**Task to complete:**
Retype the data below without altering anything.

=== Input for this task ===

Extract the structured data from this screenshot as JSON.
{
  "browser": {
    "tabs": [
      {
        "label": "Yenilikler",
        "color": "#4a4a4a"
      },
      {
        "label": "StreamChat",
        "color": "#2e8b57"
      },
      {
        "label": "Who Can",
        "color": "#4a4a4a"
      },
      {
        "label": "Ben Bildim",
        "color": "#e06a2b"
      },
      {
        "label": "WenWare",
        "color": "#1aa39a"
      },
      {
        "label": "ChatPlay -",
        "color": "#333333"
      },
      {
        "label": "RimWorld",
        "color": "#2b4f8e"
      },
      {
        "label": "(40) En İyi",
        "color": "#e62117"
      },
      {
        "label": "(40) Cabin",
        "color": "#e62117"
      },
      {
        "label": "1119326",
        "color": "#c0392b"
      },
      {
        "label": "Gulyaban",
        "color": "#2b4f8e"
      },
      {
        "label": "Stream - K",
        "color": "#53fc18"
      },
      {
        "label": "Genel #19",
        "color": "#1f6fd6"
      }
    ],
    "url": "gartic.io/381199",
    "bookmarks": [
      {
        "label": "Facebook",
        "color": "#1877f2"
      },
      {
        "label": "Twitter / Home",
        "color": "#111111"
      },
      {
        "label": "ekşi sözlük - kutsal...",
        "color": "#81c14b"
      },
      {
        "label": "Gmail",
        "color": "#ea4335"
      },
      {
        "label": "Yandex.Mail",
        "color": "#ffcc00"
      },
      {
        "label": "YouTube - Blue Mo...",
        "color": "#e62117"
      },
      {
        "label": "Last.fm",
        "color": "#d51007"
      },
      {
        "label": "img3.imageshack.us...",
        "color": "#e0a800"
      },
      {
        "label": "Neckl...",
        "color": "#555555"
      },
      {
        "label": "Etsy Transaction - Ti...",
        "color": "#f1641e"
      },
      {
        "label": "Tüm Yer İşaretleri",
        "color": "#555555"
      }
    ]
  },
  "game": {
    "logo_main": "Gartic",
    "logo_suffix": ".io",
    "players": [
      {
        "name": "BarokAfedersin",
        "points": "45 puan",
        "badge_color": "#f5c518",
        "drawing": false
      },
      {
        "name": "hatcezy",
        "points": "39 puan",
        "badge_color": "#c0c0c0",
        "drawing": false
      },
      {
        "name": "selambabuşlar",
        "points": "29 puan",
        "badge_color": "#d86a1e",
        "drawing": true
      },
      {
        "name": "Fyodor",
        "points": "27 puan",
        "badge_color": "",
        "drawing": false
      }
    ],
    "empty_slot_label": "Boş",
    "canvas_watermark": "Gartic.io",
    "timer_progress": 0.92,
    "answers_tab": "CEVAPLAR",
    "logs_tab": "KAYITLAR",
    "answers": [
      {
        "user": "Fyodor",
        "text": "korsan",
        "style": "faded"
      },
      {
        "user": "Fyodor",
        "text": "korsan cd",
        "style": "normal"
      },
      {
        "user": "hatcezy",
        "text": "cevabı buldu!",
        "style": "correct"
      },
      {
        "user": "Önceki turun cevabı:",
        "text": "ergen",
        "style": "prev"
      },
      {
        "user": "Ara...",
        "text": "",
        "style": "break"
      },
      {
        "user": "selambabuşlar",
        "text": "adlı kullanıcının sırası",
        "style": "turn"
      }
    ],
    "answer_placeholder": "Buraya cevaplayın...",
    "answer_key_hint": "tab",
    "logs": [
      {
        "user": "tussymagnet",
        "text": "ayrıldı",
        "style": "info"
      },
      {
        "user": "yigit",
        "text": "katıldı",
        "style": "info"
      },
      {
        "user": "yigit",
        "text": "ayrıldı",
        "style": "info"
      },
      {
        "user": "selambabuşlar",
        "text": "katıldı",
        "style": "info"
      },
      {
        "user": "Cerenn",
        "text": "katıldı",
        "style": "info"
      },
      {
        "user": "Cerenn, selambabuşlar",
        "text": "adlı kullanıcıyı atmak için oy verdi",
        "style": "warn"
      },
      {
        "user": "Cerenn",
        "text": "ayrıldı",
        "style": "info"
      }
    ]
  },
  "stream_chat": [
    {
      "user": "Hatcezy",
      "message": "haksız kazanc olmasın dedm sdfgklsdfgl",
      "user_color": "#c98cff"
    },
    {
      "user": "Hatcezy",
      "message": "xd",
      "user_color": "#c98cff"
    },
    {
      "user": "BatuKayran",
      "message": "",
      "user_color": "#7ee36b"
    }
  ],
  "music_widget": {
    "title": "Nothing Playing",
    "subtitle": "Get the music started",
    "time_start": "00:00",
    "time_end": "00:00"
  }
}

===

**Response:**
Extract the structured data from this screenshot as JSON.
{
  "browser": {
    "tabs": [
      {
        "label": "Yenilikler",
        "color": "#4a4a4a"
      },
      {
        "label": "StreamChat",
        "color": "#2e8b57"
      },
      {
        "label": "Who Can",
        "color": "#4a4a4a"
      },
      {
        "label": "Ben Bildim",
        "color": "#e06a2b"
      },
      {
        "label": "WenWare",
        "color": "#1aa39a"
      },
      {
        "label": "ChatPlay -",
        "color": "#333333"
      },
      {
        "label": "RimWorld",
        "color": "#2b4f8e"
      },
      {
        "label": "(40) En İyi",
        "color": "#e62117"
      },
      {
        "label": "(40) Cabin",
        "color": "#e62117"
      },
      {
        "label": "1119326",
        "color": "#c0392b"
      },
      {
        "label": "Gulyaban",
        "color": "#2b4f8e"
      },
      {
        "label": "Stream - K",
        "color": "#53fc18"
      },
      {
        "label": "Genel #19",
        "color": "#1f6fd6"
      }
    ],
    "url": "gartic.io/381199",
    "bookmarks": [
      {
        "label": "Facebook",
        "color": "#1877f2"
      },
      {
        "label": "Twitter / Home",
        "color": "#111111"
      },
      {
        "label": "ekşi sözlük - kutsal...",
        "color": "#81c14b"
      },
      {
        "label": "Gmail",
        "color": "#ea4335"
      },
      {
        "label": "Yandex.Mail",
        "color": "#ffcc00"
      },
      {
        "label": "YouTube - Blue Mo...",
        "color": "#e62117"
      },
      {
        "label": "Last.fm",
        "color": "#d51007"
      },
      {
        "label": "img3.imageshack.us...",
        "color": "#e0a800"
      },
      {
        "label": "Neckl...",
        "color": "#555555"
      },
      {
        "label": "Etsy Transaction - Ti...",
        "color": "#f1641e"
      },
      {
        "label": "Tüm Yer İşaretleri",
        "color": "#555555"
      }
    ]
  },
  "game": {
    "logo_main": "Gartic",
    "logo_suffix": ".io",
    "players": [
      {
        "name": "BarokAfedersin",
        "points": "45 puan",
        "badge_color": "#f5c518",
        "drawing": false
      },
      {
        "name": "hatcezy",
        "points": "39 puan",
        "badge_color": "#c0c0c0",
        "drawing": false
      },
      {
        "name": "selambabuşlar",
        "points": "29 puan",
        "badge_color": "#d86a1e",
        "drawing": true
      },
      {
        "name": "Fyodor",
        "points": "27 puan",
        "badge_color": "",
        "drawing": false
      }
    ],
    "empty_slot_label": "Boş",
    "canvas_watermark": "Gartic.io",
    "timer_progress": 0.92,
    "answers_tab": "CEVAPLAR",
    "logs_tab": "KAYITLAR",
    "answers": [
      {
        "user": "Fyodor",
        "text": "korsan",
        "style": "faded"
      },
      {
        "user": "Fyodor",
        "text": "korsan cd",
        "style": "normal"
      },
      {
        "user": "hatcezy",
        "text": "cevabı buldu!",
        "style": "correct"
      },
      {
        "user": "Önceki turun cevabı:",
        "text": "ergen",
        "style": "prev"
      },
      {
        "user": "Ara...",
        "text": "",
        "style": "break"
      },
      {
        "user": "selambabuşlar",
        "text": "adlı kullanıcının sırası",
        "style": "turn"
      }
    ],
    "answer_placeholder": "Buraya cevaplayın...",
    "answer_key_hint": "tab",
    "logs": [
      {
        "user": "tussymagnet",
        "text": "ayrıldı",
        "style": "info"
      },
      {
        "user": "yigit",
        "text": "katıldı",
        "style": "info"
      },
      {
        "user": "yigit",
        "text": "ayrıldı",
        "style": "info"
      },
      {
        "user": "selambabuşlar",
        "text": "katıldı",
        "style": "info"
      },
      {
        "user": "Cerenn",
        "text": "katıldı",
        "style": "info"
      },
      {
        "user": "Cerenn, selambabuşlar",
        "text": "adlı kullanıcıyı atmak için oy verdi",
        "style": "warn"
      },
      {
        "user": "Cerenn",
        "text": "ayrıldı",
        "style": "info"
      }
    ]
  },
  "stream_chat": [
    {
      "user": "Hatcezy",
      "message": "haksız kazanc olmasın dedm sdfgklsdfgl",
      "user_color": "#c98cff"
    },
    {
      "user": "Hatcezy",
      "message": "xd",
      "user_color": "#c98cff"
    },
    {
      "user": "BatuKayran",
      "message": "",
      "user_color": "#7ee36b"
    }
  ],
  "music_widget": {
    "title": "Nothing Playing",
    "subtitle": "Get the music started",
    "time_start": "00:00",
    "time_end": "00:00"
  }
}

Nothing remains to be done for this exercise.